### INPUT ###

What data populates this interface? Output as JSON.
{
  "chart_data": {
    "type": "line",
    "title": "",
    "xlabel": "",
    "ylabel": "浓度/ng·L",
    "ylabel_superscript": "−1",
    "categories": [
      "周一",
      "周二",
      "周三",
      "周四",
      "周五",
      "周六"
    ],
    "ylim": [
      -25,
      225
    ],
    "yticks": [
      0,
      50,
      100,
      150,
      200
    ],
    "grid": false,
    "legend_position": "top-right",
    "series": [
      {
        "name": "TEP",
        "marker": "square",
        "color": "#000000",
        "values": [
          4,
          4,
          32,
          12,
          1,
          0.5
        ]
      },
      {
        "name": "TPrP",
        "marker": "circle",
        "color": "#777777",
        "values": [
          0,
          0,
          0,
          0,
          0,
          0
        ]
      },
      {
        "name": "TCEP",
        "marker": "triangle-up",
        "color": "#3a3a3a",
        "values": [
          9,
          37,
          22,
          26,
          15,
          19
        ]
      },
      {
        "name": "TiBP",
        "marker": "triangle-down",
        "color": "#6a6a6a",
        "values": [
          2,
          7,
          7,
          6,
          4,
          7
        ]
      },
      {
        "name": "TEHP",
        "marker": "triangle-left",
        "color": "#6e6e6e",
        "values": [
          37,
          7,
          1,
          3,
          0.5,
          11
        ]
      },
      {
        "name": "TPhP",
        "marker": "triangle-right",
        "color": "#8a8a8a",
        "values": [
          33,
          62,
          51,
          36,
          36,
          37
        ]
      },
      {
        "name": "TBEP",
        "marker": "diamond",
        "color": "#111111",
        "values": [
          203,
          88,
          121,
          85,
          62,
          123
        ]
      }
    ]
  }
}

###

Which lines contain "name"? Copy each of them out.

**OUTPUT BELOW:**
        "name": "TEP",
        "name": "TPrP",
        "name": "TCEP",
        "name": "TiBP",
        "name": "TEHP",
        "name": "TPhP",
        "name": "TBEP",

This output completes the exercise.